> _Written exercise_:
Nothing in the records may be left out or altered; reproduce them all exactly.

________________

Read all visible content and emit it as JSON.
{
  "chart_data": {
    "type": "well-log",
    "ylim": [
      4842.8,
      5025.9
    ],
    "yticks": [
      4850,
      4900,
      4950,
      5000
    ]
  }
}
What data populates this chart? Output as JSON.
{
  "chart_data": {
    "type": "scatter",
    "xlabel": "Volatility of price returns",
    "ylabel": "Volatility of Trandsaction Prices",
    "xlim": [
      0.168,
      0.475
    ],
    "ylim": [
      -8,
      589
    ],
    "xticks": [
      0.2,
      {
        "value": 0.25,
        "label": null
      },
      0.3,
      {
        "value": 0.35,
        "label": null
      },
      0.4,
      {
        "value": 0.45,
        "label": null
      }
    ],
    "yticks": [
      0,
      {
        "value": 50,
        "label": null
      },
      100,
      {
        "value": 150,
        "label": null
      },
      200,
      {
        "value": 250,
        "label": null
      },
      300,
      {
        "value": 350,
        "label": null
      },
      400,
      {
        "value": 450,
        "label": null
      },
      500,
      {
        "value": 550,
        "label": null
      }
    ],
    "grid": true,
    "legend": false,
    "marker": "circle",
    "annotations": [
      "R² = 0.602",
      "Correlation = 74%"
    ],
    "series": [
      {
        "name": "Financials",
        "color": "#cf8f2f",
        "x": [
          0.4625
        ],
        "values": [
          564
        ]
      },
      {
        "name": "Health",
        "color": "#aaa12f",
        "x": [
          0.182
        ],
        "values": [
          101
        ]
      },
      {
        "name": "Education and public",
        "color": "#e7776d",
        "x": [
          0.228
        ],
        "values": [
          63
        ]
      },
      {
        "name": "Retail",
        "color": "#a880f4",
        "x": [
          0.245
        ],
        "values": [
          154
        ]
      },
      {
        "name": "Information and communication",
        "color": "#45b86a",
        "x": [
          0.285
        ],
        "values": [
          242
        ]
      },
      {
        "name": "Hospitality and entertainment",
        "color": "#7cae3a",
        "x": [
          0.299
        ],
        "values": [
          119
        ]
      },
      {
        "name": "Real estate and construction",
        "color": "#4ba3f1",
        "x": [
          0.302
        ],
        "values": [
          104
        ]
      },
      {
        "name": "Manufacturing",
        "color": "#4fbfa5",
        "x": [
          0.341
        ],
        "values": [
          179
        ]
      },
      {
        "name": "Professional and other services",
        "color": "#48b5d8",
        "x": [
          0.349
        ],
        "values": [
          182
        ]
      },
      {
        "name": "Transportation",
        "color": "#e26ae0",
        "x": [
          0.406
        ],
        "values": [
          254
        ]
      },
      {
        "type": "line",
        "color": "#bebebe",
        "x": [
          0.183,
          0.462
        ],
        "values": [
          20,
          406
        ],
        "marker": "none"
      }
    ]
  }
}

________________

> _Output below_:
Read all visible content and emit it as JSON.
{
  "chart_data": {
    "type": "well-log",
    "ylim": [
      4842.8,
      5025.9
    ],
    "yticks": [
      4850,
      4900,
      4950,
      5000
    ]
  }
}
What data populates this chart? Output as JSON.
{
  "chart_data": {
    "type": "scatter",
    "xlabel": "Volatility of price returns",
    "ylabel": "Volatility of Trandsaction Prices",
    "xlim": [
      0.168,
      0.475
    ],
    "ylim": [
      -8,
      589
    ],
    "xticks": [
      0.2,
      {
        "value": 0.25,
        "label": null
      },
      0.3,
      {
        "value": 0.35,
        "label": null
      },
      0.4,
      {
        "value": 0.45,
        "label": null
      }
    ],
    "yticks": [
      0,
      {
        "value": 50,
        "label": null
      },
      100,
      {
        "value": 150,
        "label": null
      },
      200,
      {
        "value": 250,
        "label": null
      },
      300,
      {
        "value": 350,
        "label": null
      },
      400,
      {
        "value": 450,
        "label": null
      },
      500,
      {
        "value": 550,
        "label": null
      }
    ],
    "grid": true,
    "legend": false,
    "marker": "circle",
    "annotations": [
      "R² = 0.602",
      "Correlation = 74%"
    ],
    "series": [
      {
        "name": "Financials",
        "color": "#cf8f2f",
        "x": [
          0.4625
        ],
        "values": [
          564
        ]
      },
      {
        "name": "Health",
        "color": "#aaa12f",
        "x": [
          0.182
        ],
        "values": [
          101
        ]
      },
      {
        "name": "Education and public",
        "color": "#e7776d",
        "x": [
          0.228
        ],
        "values": [
          63
        ]
      },
      {
        "name": "Retail",
        "color": "#a880f4",
        "x": [
          0.245
        ],
        "values": [
          154
        ]
      },
      {
        "name": "Information and communication",
        "color": "#45b86a",
        "x": [
          0.285
        ],
        "values": [
          242
        ]
      },
      {
        "name": "Hospitality and entertainment",
        "color": "#7cae3a",
        "x": [
          0.299
        ],
        "values": [
          119
        ]
      },
      {
        "name": "Real estate and construction",
        "color": "#4ba3f1",
        "x": [
          0.302
        ],
        "values": [
          104
        ]
      },
      {
        "name": "Manufacturing",
        "color": "#4fbfa5",
        "x": [
          0.341
        ],
        "values": [
          179
        ]
      },
      {
        "name": "Professional and other services",
        "color": "#48b5d8",
        "x": [
          0.349
        ],
        "values": [
          182
        ]
      },
      {
        "name": "Transportation",
        "color": "#e26ae0",
        "x": [
          0.406
        ],
        "values": [
          254
        ]
      },
      {
        "type": "line",
        "color": "#bebebe",
        "x": [
          0.183,
          0.462
        ],
        "values": [
          20,
          406
        ],
        "marker": "none"
      }
    ]
  }
}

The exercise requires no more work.